### [Available records]
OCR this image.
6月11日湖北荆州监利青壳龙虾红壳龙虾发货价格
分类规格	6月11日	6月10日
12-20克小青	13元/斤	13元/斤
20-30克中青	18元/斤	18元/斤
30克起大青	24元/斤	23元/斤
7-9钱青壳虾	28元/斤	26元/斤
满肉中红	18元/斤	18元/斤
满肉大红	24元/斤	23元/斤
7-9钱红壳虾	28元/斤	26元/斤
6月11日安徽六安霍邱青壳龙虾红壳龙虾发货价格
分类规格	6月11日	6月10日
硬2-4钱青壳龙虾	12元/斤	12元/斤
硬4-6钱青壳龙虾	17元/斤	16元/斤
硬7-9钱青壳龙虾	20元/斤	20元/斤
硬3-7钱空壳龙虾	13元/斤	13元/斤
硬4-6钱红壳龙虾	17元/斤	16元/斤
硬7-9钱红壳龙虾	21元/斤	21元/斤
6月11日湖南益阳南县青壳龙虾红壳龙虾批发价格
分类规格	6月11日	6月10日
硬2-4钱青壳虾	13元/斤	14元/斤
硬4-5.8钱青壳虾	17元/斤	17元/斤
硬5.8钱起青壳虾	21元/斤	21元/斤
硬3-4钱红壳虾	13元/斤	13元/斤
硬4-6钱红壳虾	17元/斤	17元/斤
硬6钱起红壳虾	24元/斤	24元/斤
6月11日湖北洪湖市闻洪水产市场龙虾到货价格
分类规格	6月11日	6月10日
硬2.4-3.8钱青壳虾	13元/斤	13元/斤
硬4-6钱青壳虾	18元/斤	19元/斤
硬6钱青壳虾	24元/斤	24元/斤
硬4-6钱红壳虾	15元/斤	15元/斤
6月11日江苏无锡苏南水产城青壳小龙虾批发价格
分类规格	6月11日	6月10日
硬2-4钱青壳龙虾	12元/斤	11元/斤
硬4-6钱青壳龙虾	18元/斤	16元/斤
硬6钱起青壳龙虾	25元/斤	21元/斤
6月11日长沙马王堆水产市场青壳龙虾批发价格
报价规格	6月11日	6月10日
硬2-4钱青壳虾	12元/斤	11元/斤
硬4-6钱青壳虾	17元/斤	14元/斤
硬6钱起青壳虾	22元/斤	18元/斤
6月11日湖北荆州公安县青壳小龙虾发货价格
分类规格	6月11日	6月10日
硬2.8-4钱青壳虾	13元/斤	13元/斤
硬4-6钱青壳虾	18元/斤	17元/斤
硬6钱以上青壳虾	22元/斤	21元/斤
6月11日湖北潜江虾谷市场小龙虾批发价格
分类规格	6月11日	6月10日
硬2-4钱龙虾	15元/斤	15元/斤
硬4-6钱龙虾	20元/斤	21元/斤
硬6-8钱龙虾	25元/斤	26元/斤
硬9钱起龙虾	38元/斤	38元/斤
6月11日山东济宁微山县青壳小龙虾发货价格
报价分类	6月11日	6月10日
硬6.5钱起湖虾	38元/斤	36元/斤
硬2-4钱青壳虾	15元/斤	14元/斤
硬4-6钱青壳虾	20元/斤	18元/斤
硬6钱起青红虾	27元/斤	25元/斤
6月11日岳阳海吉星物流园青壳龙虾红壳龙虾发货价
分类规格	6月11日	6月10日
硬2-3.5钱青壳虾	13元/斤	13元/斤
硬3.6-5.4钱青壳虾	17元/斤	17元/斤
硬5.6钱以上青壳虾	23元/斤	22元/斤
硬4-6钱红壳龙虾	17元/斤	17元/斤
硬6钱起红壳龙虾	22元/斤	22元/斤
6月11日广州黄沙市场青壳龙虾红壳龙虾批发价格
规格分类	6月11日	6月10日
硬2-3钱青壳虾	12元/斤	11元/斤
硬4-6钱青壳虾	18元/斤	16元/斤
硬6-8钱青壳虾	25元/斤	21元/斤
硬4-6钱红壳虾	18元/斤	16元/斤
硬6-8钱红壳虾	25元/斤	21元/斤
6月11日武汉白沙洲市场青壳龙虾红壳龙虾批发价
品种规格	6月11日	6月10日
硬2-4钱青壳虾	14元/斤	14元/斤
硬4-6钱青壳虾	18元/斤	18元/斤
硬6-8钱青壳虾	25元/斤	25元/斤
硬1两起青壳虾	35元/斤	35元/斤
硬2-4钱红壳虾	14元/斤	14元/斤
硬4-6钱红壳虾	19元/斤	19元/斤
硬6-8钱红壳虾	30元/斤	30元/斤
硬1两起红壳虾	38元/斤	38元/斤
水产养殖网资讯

### [Written task]
Reproduce the material in full, with no word added or dropped.

### [The reply]
OCR this image.
6月11日湖北荆州监利青壳龙虾红壳龙虾发货价格
分类规格	6月11日	6月10日
12-20克小青	13元/斤	13元/斤
20-30克中青	18元/斤	18元/斤
30克起大青	24元/斤	23元/斤
7-9钱青壳虾	28元/斤	26元/斤
满肉中红	18元/斤	18元/斤
满肉大红	24元/斤	23元/斤
7-9钱红壳虾	28元/斤	26元/斤
6月11日安徽六安霍邱青壳龙虾红壳龙虾发货价格
分类规格	6月11日	6月10日
硬2-4钱青壳龙虾	12元/斤	12元/斤
硬4-6钱青壳龙虾	17元/斤	16元/斤
硬7-9钱青壳龙虾	20元/斤	20元/斤
硬3-7钱空壳龙虾	13元/斤	13元/斤
硬4-6钱红壳龙虾	17元/斤	16元/斤
硬7-9钱红壳龙虾	21元/斤	21元/斤
6月11日湖南益阳南县青壳龙虾红壳龙虾批发价格
分类规格	6月11日	6月10日
硬2-4钱青壳虾	13元/斤	14元/斤
硬4-5.8钱青壳虾	17元/斤	17元/斤
硬5.8钱起青壳虾	21元/斤	21元/斤
硬3-4钱红壳虾	13元/斤	13元/斤
硬4-6钱红壳虾	17元/斤	17元/斤
硬6钱起红壳虾	24元/斤	24元/斤
6月11日湖北洪湖市闻洪水产市场龙虾到货价格
分类规格	6月11日	6月10日
硬2.4-3.8钱青壳虾	13元/斤	13元/斤
硬4-6钱青壳虾	18元/斤	19元/斤
硬6钱青壳虾	24元/斤	24元/斤
硬4-6钱红壳虾	15元/斤	15元/斤
6月11日江苏无锡苏南水产城青壳小龙虾批发价格
分类规格	6月11日	6月10日
硬2-4钱青壳龙虾	12元/斤	11元/斤
硬4-6钱青壳龙虾	18元/斤	16元/斤
硬6钱起青壳龙虾	25元/斤	21元/斤
6月11日长沙马王堆水产市场青壳龙虾批发价格
报价规格	6月11日	6月10日
硬2-4钱青壳虾	12元/斤	11元/斤
硬4-6钱青壳虾	17元/斤	14元/斤
硬6钱起青壳虾	22元/斤	18元/斤
6月11日湖北荆州公安县青壳小龙虾发货价格
分类规格	6月11日	6月10日
硬2.8-4钱青壳虾	13元/斤	13元/斤
硬4-6钱青壳虾	18元/斤	17元/斤
硬6钱以上青壳虾	22元/斤	21元/斤
6月11日湖北潜江虾谷市场小龙虾批发价格
分类规格	6月11日	6月10日
硬2-4钱龙虾	15元/斤	15元/斤
硬4-6钱龙虾	20元/斤	21元/斤
硬6-8钱龙虾	25元/斤	26元/斤
硬9钱起龙虾	38元/斤	38元/斤
6月11日山东济宁微山县青壳小龙虾发货价格
报价分类	6月11日	6月10日
硬6.5钱起湖虾	38元/斤	36元/斤
硬2-4钱青壳虾	15元/斤	14元/斤
硬4-6钱青壳虾	20元/斤	18元/斤
硬6钱起青红虾	27元/斤	25元/斤
6月11日岳阳海吉星物流园青壳龙虾红壳龙虾发货价
分类规格	6月11日	6月10日
硬2-3.5钱青壳虾	13元/斤	13元/斤
硬3.6-5.4钱青壳虾	17元/斤	17元/斤
硬5.6钱以上青壳虾	23元/斤	22元/斤
硬4-6钱红壳龙虾	17元/斤	17元/斤
硬6钱起红壳龙虾	22元/斤	22元/斤
6月11日广州黄沙市场青壳龙虾红壳龙虾批发价格
规格分类	6月11日	6月10日
硬2-3钱青壳虾	12元/斤	11元/斤
硬4-6钱青壳虾	18元/斤	16元/斤
硬6-8钱青壳虾	25元/斤	21元/斤
硬4-6钱红壳虾	18元/斤	16元/斤
硬6-8钱红壳虾	25元/斤	21元/斤
6月11日武汉白沙洲市场青壳龙虾红壳龙虾批发价
品种规格	6月11日	6月10日
硬2-4钱青壳虾	14元/斤	14元/斤
硬4-6钱青壳虾	18元/斤	18元/斤
硬6-8钱青壳虾	25元/斤	25元/斤
硬1两起青壳虾	35元/斤	35元/斤
硬2-4钱红壳虾	14元/斤	14元/斤
硬4-6钱红壳虾	19元/斤	19元/斤
硬6-8钱红壳虾	30元/斤	30元/斤
硬1两起红壳虾	38元/斤	38元/斤
水产养殖网资讯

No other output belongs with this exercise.